(Stored data)
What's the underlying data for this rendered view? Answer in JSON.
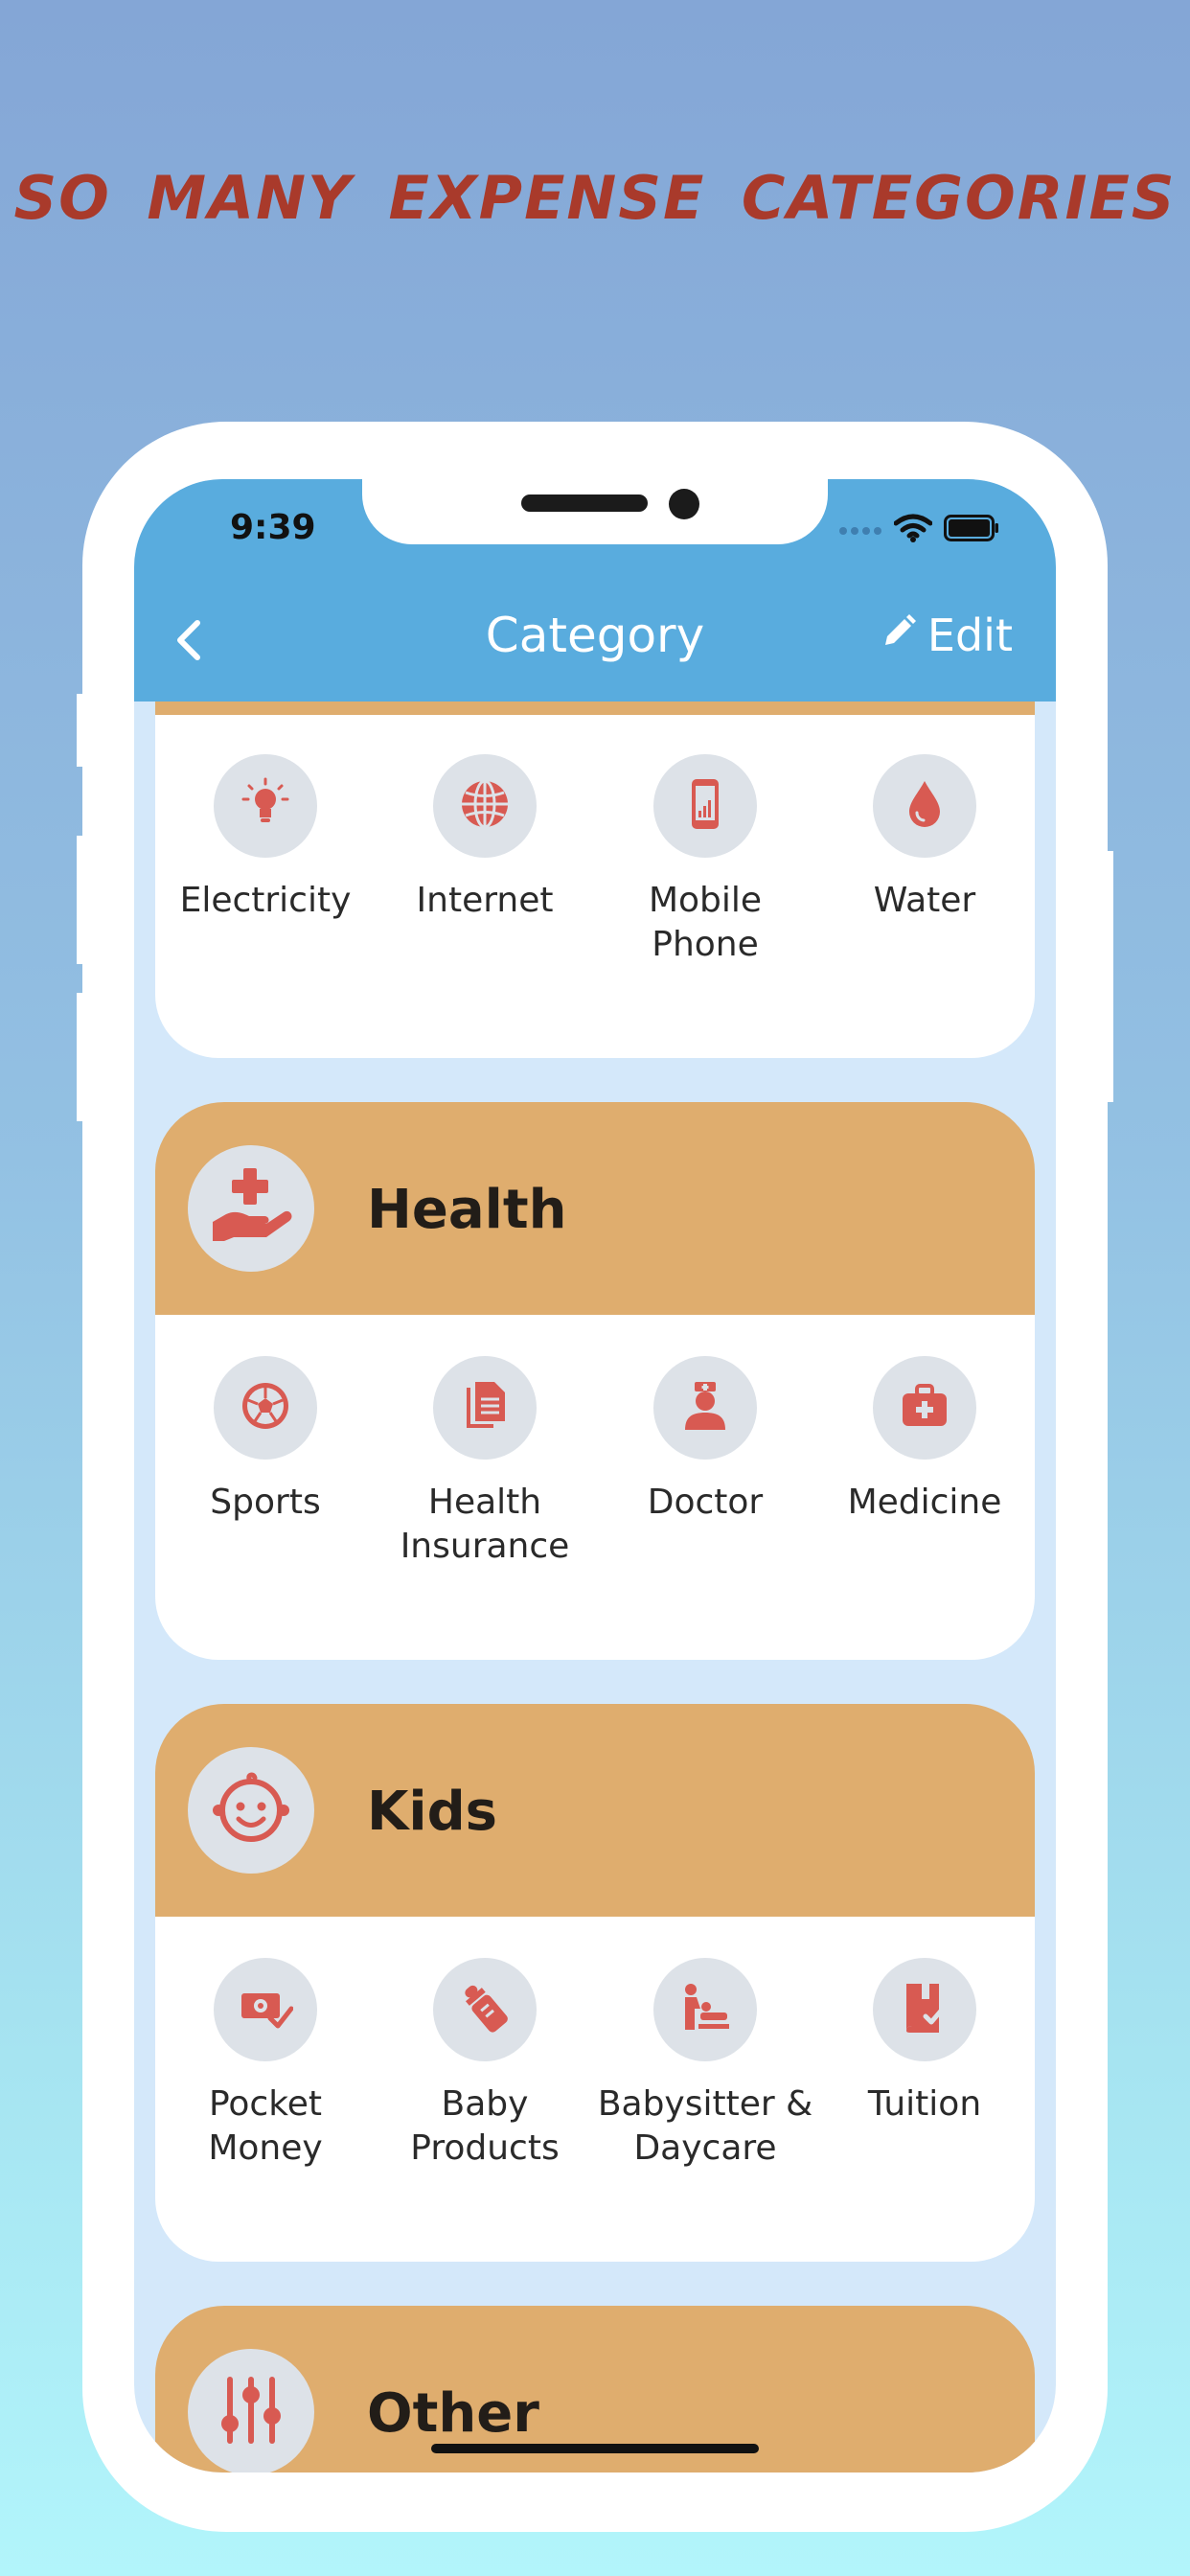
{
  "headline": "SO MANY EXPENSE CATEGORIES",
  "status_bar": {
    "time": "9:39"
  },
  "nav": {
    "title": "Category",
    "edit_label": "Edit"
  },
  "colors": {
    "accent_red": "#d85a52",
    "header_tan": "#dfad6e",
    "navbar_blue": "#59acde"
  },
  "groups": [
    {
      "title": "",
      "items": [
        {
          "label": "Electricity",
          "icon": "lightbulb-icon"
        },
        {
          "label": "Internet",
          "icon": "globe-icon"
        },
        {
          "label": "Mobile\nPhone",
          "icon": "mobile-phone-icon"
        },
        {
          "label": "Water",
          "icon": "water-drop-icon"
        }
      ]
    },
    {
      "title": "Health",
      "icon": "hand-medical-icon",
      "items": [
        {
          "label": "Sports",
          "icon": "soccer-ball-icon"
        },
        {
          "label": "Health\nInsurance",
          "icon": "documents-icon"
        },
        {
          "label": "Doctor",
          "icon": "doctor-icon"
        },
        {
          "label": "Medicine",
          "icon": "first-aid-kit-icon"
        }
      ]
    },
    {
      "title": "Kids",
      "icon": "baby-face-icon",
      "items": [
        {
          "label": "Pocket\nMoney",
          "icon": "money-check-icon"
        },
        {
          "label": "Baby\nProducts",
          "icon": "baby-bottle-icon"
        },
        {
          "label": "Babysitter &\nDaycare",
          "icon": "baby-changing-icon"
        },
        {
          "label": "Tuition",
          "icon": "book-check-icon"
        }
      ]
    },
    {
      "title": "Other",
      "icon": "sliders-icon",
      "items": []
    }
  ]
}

◆ Your goal ◆
Copy the material exactly. Do not include the pictures.

◆ Full solution ◆
What's the underlying data for this rendered view? Answer in JSON.
{
  "headline": "SO MANY EXPENSE CATEGORIES",
  "status_bar": {
    "time": "9:39"
  },
  "nav": {
    "title": "Category",
    "edit_label": "Edit"
  },
  "colors": {
    "accent_red": "#d85a52",
    "header_tan": "#dfad6e",
    "navbar_blue": "#59acde"
  },
  "groups": [
    {
      "title": "",
      "items": [
        {
          "label": "Electricity",
          "icon": "lightbulb-icon"
        },
        {
          "label": "Internet",
          "icon": "globe-icon"
        },
        {
          "label": "Mobile\nPhone",
          "icon": "mobile-phone-icon"
        },
        {
          "label": "Water",
          "icon": "water-drop-icon"
        }
      ]
    },
    {
      "title": "Health",
      "icon": "hand-medical-icon",
      "items": [
        {
          "label": "Sports",
          "icon": "soccer-ball-icon"
        },
        {
          "label": "Health\nInsurance",
          "icon": "documents-icon"
        },
        {
          "label": "Doctor",
          "icon": "doctor-icon"
        },
        {
          "label": "Medicine",
          "icon": "first-aid-kit-icon"
        }
      ]
    },
    {
      "title": "Kids",
      "icon": "baby-face-icon",
      "items": [
        {
          "label": "Pocket\nMoney",
          "icon": "money-check-icon"
        },
        {
          "label": "Baby\nProducts",
          "icon": "baby-bottle-icon"
        },
        {
          "label": "Babysitter &\nDaycare",
          "icon": "baby-changing-icon"
        },
        {
          "label": "Tuition",
          "icon": "book-check-icon"
        }
      ]
    },
    {
      "title": "Other",
      "icon": "sliders-icon",
      "items": []
    }
  ]
}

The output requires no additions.